- **Goal**
The listing below must be repeated word for word, with its images excluded.

-- Begin Task data --

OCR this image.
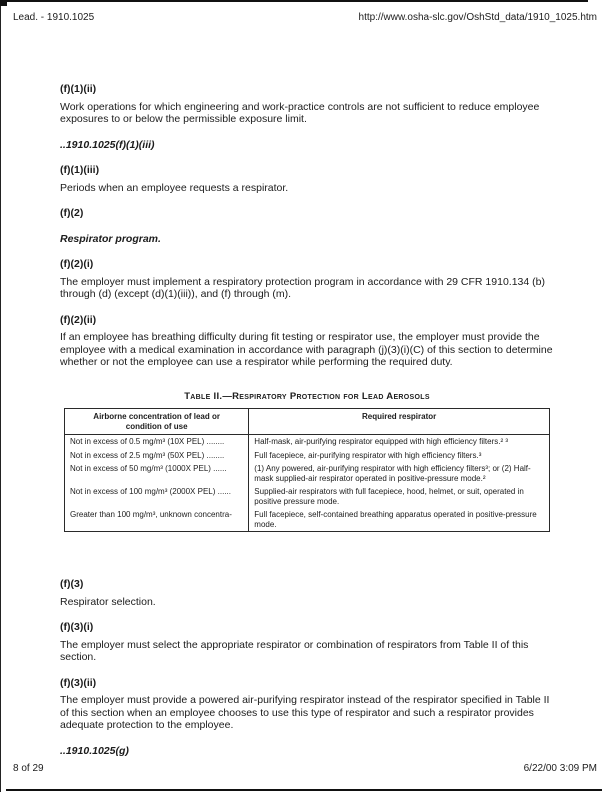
Lead. - 1910.1025	http://www.osha-slc.gov/OshStd_data/1910_1025.htm
(f)(1)(ii)

Work operations for which engineering and work-practice controls are not sufficient to reduce employee exposures to or below the permissible exposure limit.

..1910.1025(f)(1)(iii)
(f)(1)(iii)

Periods when an employee requests a respirator.

(f)(2)
Respirator program.
(f)(2)(i)

The employer must implement a respiratory protection program in accordance with 29 CFR 1910.134 (b) through (d) (except (d)(1)(iii)), and (f) through (m).

(f)(2)(ii)

If an employee has breathing difficulty during fit testing or respirator use, the employer must provide the employee with a medical examination in accordance with paragraph (j)(3)(i)(C) of this section to determine whether or not the employee can use a respirator while performing the required duty.

Table II.—Respiratory Protection for Lead Aerosols
Airborne concentration of lead or condition of use	Required respirator
Not in excess of 0.5 mg/m³ (10X PEL) ........	Half-mask, air-purifying respirator equipped with high efficiency filters.² ³
Not in excess of 2.5 mg/m³ (50X PEL) ........	Full facepiece, air-purifying respirator with high efficiency filters.³
Not in excess of 50 mg/m³ (1000X PEL) ......	(1) Any powered, air-purifying respirator with high efficiency filters³; or (2) Half-mask supplied-air respirator operated in positive-pressure mode.²
Not in excess of 100 mg/m³ (2000X PEL) ......	Supplied-air respirators with full facepiece, hood, helmet, or suit, operated in positive pressure mode.
Greater than 100 mg/m³, unknown concentra-	Full facepiece, self-contained breathing apparatus operated in positive-pressure mode.
(f)(3)

Respirator selection.

(f)(3)(i)

The employer must select the appropriate respirator or combination of respirators from Table II of this section.

(f)(3)(ii)

The employer must provide a powered air-purifying respirator instead of the respirator specified in Table II of this section when an employee chooses to use this type of respirator and such a respirator provides adequate protection to the employee.

..1910.1025(g)
8 of 29	6/22/00 3:09 PM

-- End Task data --

- **Full solution**
OCR this image.
Lead. - 1910.1025	http://www.osha-slc.gov/OshStd_data/1910_1025.htm
(f)(1)(ii)

Work operations for which engineering and work-practice controls are not sufficient to reduce employee exposures to or below the permissible exposure limit.

..1910.1025(f)(1)(iii)
(f)(1)(iii)

Periods when an employee requests a respirator.

(f)(2)
Respirator program.
(f)(2)(i)

The employer must implement a respiratory protection program in accordance with 29 CFR 1910.134 (b) through (d) (except (d)(1)(iii)), and (f) through (m).

(f)(2)(ii)

If an employee has breathing difficulty during fit testing or respirator use, the employer must provide the employee with a medical examination in accordance with paragraph (j)(3)(i)(C) of this section to determine whether or not the employee can use a respirator while performing the required duty.

Table II.—Respiratory Protection for Lead Aerosols
Airborne concentration of lead or condition of use	Required respirator
Not in excess of 0.5 mg/m³ (10X PEL) ........	Half-mask, air-purifying respirator equipped with high efficiency filters.² ³
Not in excess of 2.5 mg/m³ (50X PEL) ........	Full facepiece, air-purifying respirator with high efficiency filters.³
Not in excess of 50 mg/m³ (1000X PEL) ......	(1) Any powered, air-purifying respirator with high efficiency filters³; or (2) Half-mask supplied-air respirator operated in positive-pressure mode.²
Not in excess of 100 mg/m³ (2000X PEL) ......	Supplied-air respirators with full facepiece, hood, helmet, or suit, operated in positive pressure mode.
Greater than 100 mg/m³, unknown concentra-	Full facepiece, self-contained breathing apparatus operated in positive-pressure mode.
(f)(3)

Respirator selection.

(f)(3)(i)

The employer must select the appropriate respirator or combination of respirators from Table II of this section.

(f)(3)(ii)

The employer must provide a powered air-purifying respirator instead of the respirator specified in Table II of this section when an employee chooses to use this type of respirator and such a respirator provides adequate protection to the employee.

..1910.1025(g)
8 of 29	6/22/00 3:09 PM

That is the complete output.